— WRITTEN TASK —
Locate the lines where "النظام" occurs and copy them as they stand.
----------
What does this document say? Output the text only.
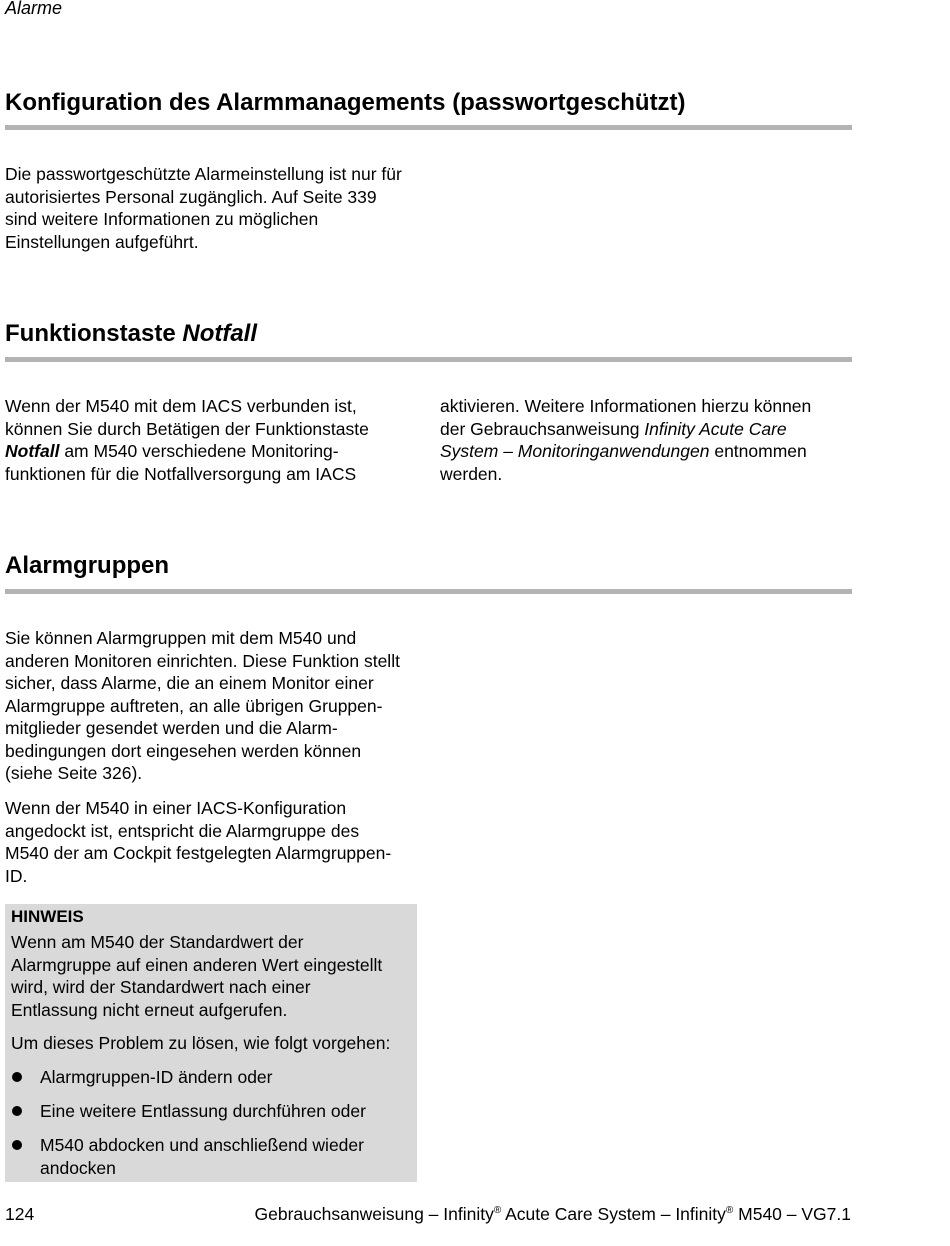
Alarme
Konfiguration des Alarmmanagements (passwortgeschützt)

Die passwortgeschützte Alarmeinstellung ist nur für
autorisiertes Personal zugänglich. Auf Seite 339
sind weitere Informationen zu möglichen
Einstellungen aufgeführt.

Funktionstaste Notfall

Wenn der M540 mit dem IACS verbunden ist,
können Sie durch Betätigen der Funktionstaste
Notfall am M540 verschiedene Monitoring-
funktionen für die Notfallversorgung am IACS

aktivieren. Weitere Informationen hierzu können
der Gebrauchsanweisung Infinity Acute Care
System – Monitoringanwendungen entnommen
werden.

Alarmgruppen

Sie können Alarmgruppen mit dem M540 und
anderen Monitoren einrichten. Diese Funktion stellt
sicher, dass Alarme, die an einem Monitor einer
Alarmgruppe auftreten, an alle übrigen Gruppen-
mitglieder gesendet werden und die Alarm-
bedingungen dort eingesehen werden können
(siehe Seite 326).

Wenn der M540 in einer IACS-Konfiguration
angedockt ist, entspricht die Alarmgruppe des
M540 der am Cockpit festgelegten Alarmgruppen-
ID.

HINWEIS

Wenn am M540 der Standardwert der
Alarmgruppe auf einen anderen Wert eingestellt
wird, wird der Standardwert nach einer
Entlassung nicht erneut aufgerufen.

Um dieses Problem zu lösen, wie folgt vorgehen:

Alarmgruppen-ID ändern oder
Eine weitere Entlassung durchführen oder
M540 abdocken und anschließend wieder
andocken
124	Gebrauchsanweisung – Infinity® Acute Care System – Infinity® M540 – VG7.1
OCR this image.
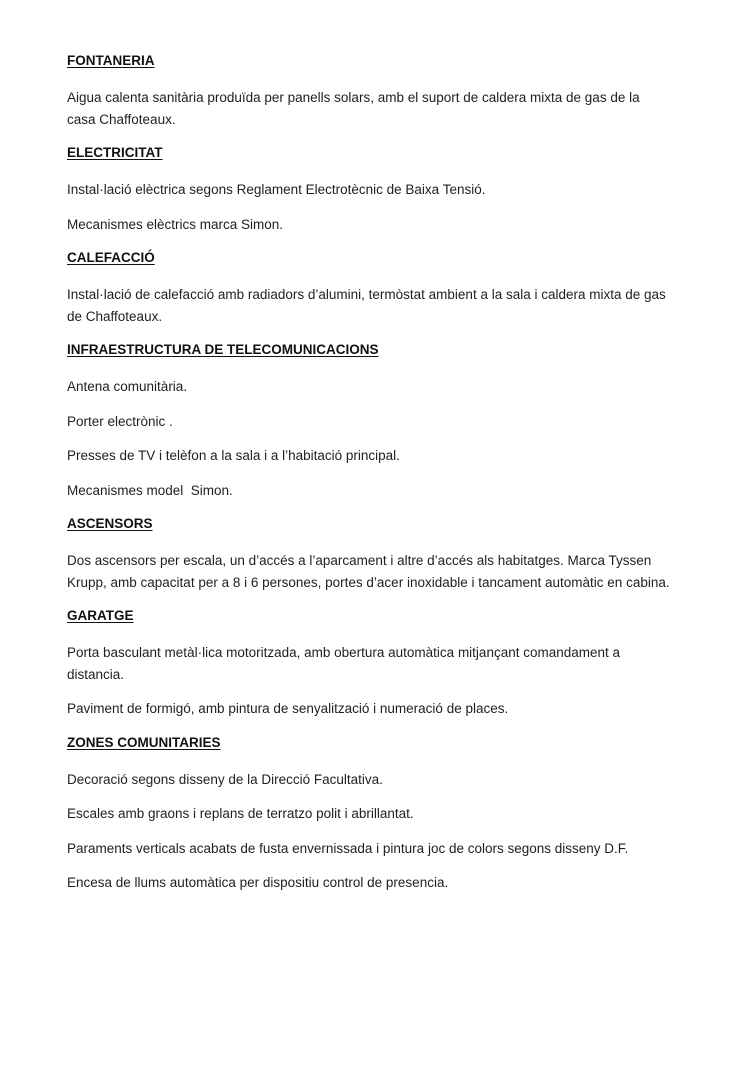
FONTANERIA

Aigua calenta sanitària produïda per panells solars, amb el suport de caldera mixta de gas de la casa Chaffoteaux.

ELECTRICITAT

Instal·lació elèctrica segons Reglament Electrotècnic de Baixa Tensió.

Mecanismes elèctrics marca Simon.

CALEFACCIÓ

Instal·lació de calefacció amb radiadors d’alumini, termòstat ambient a la sala i caldera mixta de gas de Chaffoteaux.

INFRAESTRUCTURA DE TELECOMUNICACIONS

Antena comunitària.

Porter electrònic .

Presses de TV i telèfon a la sala i a l’habitació principal.

Mecanismes model  Simon.

ASCENSORS

Dos ascensors per escala, un d’accés a l’aparcament i altre d’accés als habitatges. Marca Tyssen Krupp, amb capacitat per a 8 i 6 persones, portes d’acer inoxidable i tancament automàtic en cabina.

GARATGE

Porta basculant metàl·lica motoritzada, amb obertura automàtica mitjançant comandament a distancia.

Paviment de formigó, amb pintura de senyalització i numeració de places.

ZONES COMUNITARIES

Decoració segons disseny de la Direcció Facultativa.

Escales amb graons i replans de terratzo polit i abrillantat.

Paraments verticals acabats de fusta envernissada i pintura joc de colors segons disseny D.F.

Encesa de llums automàtica per dispositiu control de presencia.
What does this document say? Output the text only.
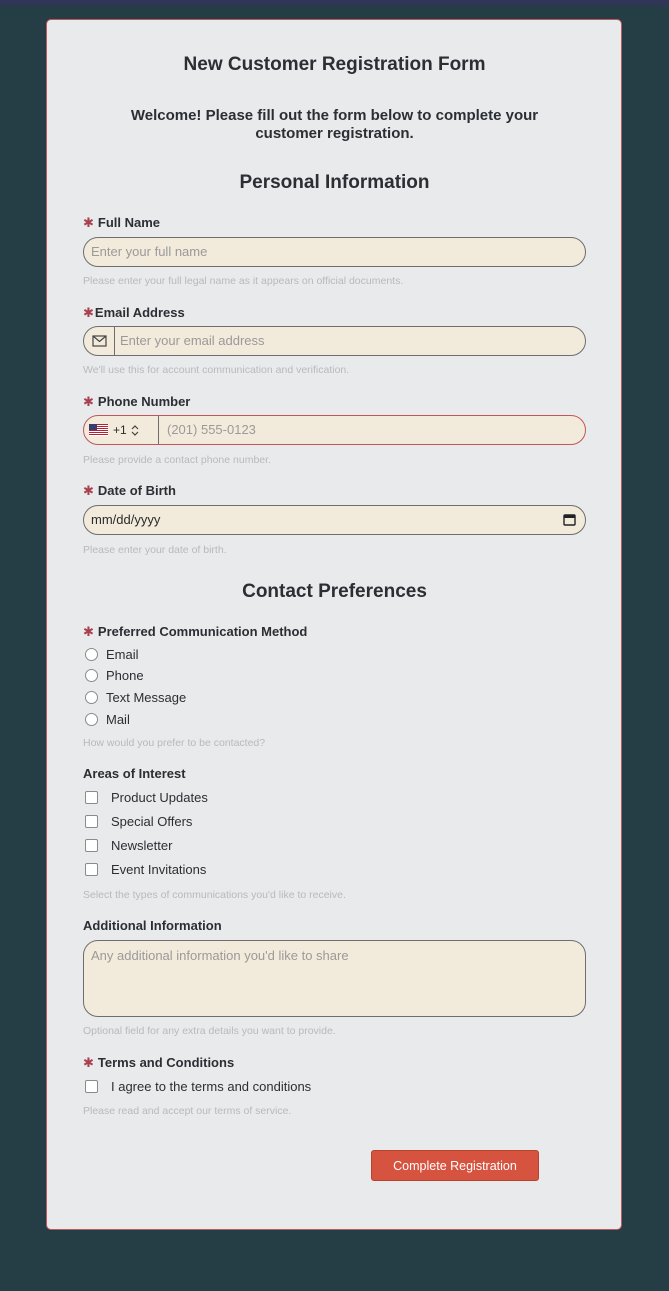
New Customer Registration Form
Welcome! Please fill out the form below to complete your customer registration.
Personal Information
✱ Full Name
Enter your full name
Please enter your full legal name as it appears on official documents.
✱Email Address
Enter your email address
We'll use this for account communication and verification.
✱ Phone Number
+1	(201) 555-0123
Please provide a contact phone number.
✱ Date of Birth
mm/dd/yyyy
Please enter your date of birth.
Contact Preferences
✱ Preferred Communication Method
Email
Phone
Text Message
Mail
How would you prefer to be contacted?
Areas of Interest
Product Updates
Special Offers
Newsletter
Event Invitations
Select the types of communications you'd like to receive.
Additional Information
Any additional information you'd like to share
Optional field for any extra details you want to provide.
✱ Terms and Conditions
I agree to the terms and conditions
Please read and accept our terms of service.
Complete Registration
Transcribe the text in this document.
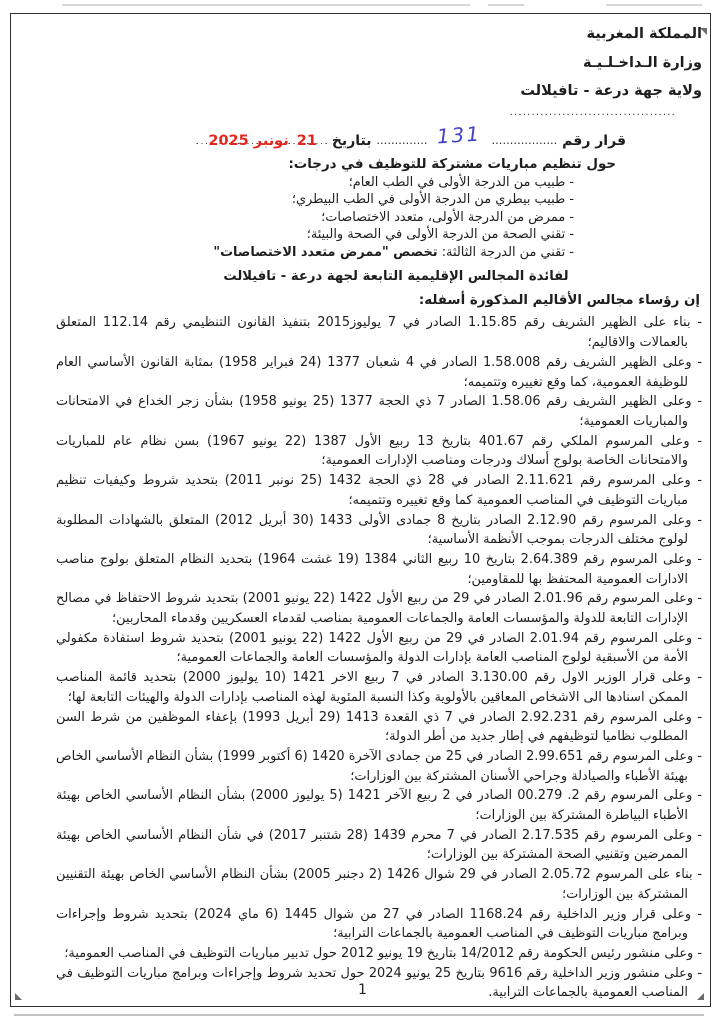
المملكة المغربية

وزارة الـداخـلـيـة

ولاية جهة درعة - تافيلالت

......................................

قرار رقم .................. 131 .............. بتاريخ 21 نونبر 2025

حول تنظيم مباريات مشتركة للتوظيف في درجات:

- طبيب من الدرجة الأولى في الطب العام؛

- طبيب بيطري من الدرجة الأولى في الطب البيطري؛

- ممرض من الدرجة الأولى، متعدد الاختصاصات؛

- تقني الصحة من الدرجة الأولى في الصحة والبيئة؛

- تقني من الدرجة الثالثة: تخصص "ممرض متعدد الاختصاصات"

لفائدة المجالس الإقليمية التابعة لجهة درعة - تافيلالت

إن رؤساء مجالس الأقاليم المذكورة أسفله:

- بناء على الظهير الشريف رقم 1.15.85 الصادر في 7 يوليوز2015 بتنفيذ القانون التنظيمي رقم 112.14 المتعلق بالعمالات والاقاليم؛

- وعلى الظهير الشريف رقم 1.58.008 الصادر في 4 شعبان 1377 (24 فبراير 1958) بمثابة القانون الأساسي العام للوظيفة العمومية، كما وقع تغييره وتتميمه؛

- وعلى الظهير الشريف رقم 1.58.06 الصادر 7 ذي الحجة 1377 (25 يونيو 1958) بشأن زجر الخداع في الامتحانات والمباريات العمومية؛

- وعلى المرسوم الملكي رقم 401.67 بتاريخ 13 ربيع الأول 1387 (22 يونيو 1967) بسن نظام عام للمباريات والامتحانات الخاصة بولوج أسلاك ودرجات ومناصب الإدارات العمومية؛

- وعلى المرسوم رقم 2.11.621 الصادر في 28 ذي الحجة 1432 (25 نونبر 2011) بتحديد شروط وكيفيات تنظيم مباريات التوظيف في المناصب العمومية كما وقع تغييره وتتميمه؛

- وعلى المرسوم رقم 2.12.90 الصادر بتاريخ 8 جمادى الأولى 1433 (30 أبريل 2012) المتعلق بالشهادات المطلوبة لولوج مختلف الدرجات بموجب الأنظمة الأساسية؛

- وعلى المرسوم رقم 2.64.389 بتاريخ 10 ربيع الثاني 1384 (19 غشت 1964) بتحديد النظام المتعلق بولوج مناصب الادارات العمومية المحتفظ بها للمقاومين؛

- وعلى المرسوم رقم 2.01.96 الصادر في 29 من ربيع الأول 1422 (22 يونيو 2001) بتحديد شروط الاحتفاظ في مصالح الإدارات التابعة للدولة والمؤسسات العامة والجماعات العمومية بمناصب لقدماء العسكريين وقدماء المحاربين؛

- وعلى المرسوم رقم 2.01.94 الصادر في 29 من ربيع الأول 1422 (22 يونيو 2001) بتحديد شروط استفادة مكفولي الأمة من الأسبقية لولوج المناصب العامة بإدارات الدولة والمؤسسات العامة والجماعات العمومية؛

- وعلى قرار الوزير الاول رقم 3.130.00 الصادر في 7 ربيع الاخر 1421 (10 يوليوز 2000) بتحديد قائمة المناصب الممكن اسنادها الى الاشخاص المعاقين بالأولوية وكذا النسبة المئوية لهذه المناصب بإدارات الدولة والهيئات التابعة لها؛

- وعلى المرسوم رقم 2.92.231 الصادر في 7 ذي القعدة 1413 (29 أبريل 1993) بإعفاء الموظفين من شرط السن المطلوب نظاميا لتوظيفهم في إطار جديد من أطر الدولة؛

- وعلى المرسوم رقم 2.99.651 الصادر في 25 من جمادى الآخرة 1420 (6 أكتوبر 1999) بشأن النظام الأساسي الخاص بهيئة الأطباء والصيادلة وجراحي الأسنان المشتركة بين الوزارات؛

- وعلى المرسوم رقم 2. 00.279 الصادر في 2 ربيع الآخر 1421 (5 يوليوز 2000) بشأن النظام الأساسي الخاص بهيئة الأطباء البياطرة المشتركة بين الوزارات؛

- وعلى المرسوم رقم 2.17.535 الصادر في 7 محرم 1439 (28 شتنبر 2017) في شأن النظام الأساسي الخاص بهيئة الممرضين وتقنيي الصحة المشتركة بين الوزارات؛

- بناء على المرسوم 2.05.72 الصادر في 29 شوال 1426 (2 دجنبر 2005) بشأن النظام الأساسي الخاص بهيئة التقنيين المشتركة بين الوزارات؛

- وعلى قرار وزير الداخلية رقم 1168.24 الصادر في 27 من شوال 1445 (6 ماي 2024) بتحديد شروط وإجراءات وبرامج مباريات التوظيف في المناصب العمومية بالجماعات الترابية؛

- وعلى منشور رئيس الحكومة رقم 14/2012 بتاريخ 19 يونيو 2012 حول تدبير مباريات التوظيف في المناصب العمومية؛

- وعلى منشور وزير الداخلية رقم 9616 بتاريخ 25 يونيو 2024 حول تحديد شروط وإجراءات وبرامج مباريات التوظيف في المناصب العمومية بالجماعات الترابية.

1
----------
— RESULT OF THE EXERCISE —
- وعلى المرسوم رقم 2.64.389 بتاريخ 10 ربيع الثاني 1384 (19 غشت 1964) بتحديد النظام المتعلق بولوج مناصب الادارات العمومية المحتفظ بها للمقاومين؛
- وعلى المرسوم رقم 2.99.651 الصادر في 25 من جمادى الآخرة 1420 (6 أكتوبر 1999) بشأن النظام الأساسي الخاص بهيئة الأطباء والصيادلة وجراحي الأسنان المشتركة بين الوزارات؛
- وعلى المرسوم رقم 2. 00.279 الصادر في 2 ربيع الآخر 1421 (5 يوليوز 2000) بشأن النظام الأساسي الخاص بهيئة الأطباء البياطرة المشتركة بين الوزارات؛
- وعلى المرسوم رقم 2.17.535 الصادر في 7 محرم 1439 (28 شتنبر 2017) في شأن النظام الأساسي الخاص بهيئة الممرضين وتقنيي الصحة المشتركة بين الوزارات؛
- بناء على المرسوم 2.05.72 الصادر في 29 شوال 1426 (2 دجنبر 2005) بشأن النظام الأساسي الخاص بهيئة التقنيين المشتركة بين الوزارات؛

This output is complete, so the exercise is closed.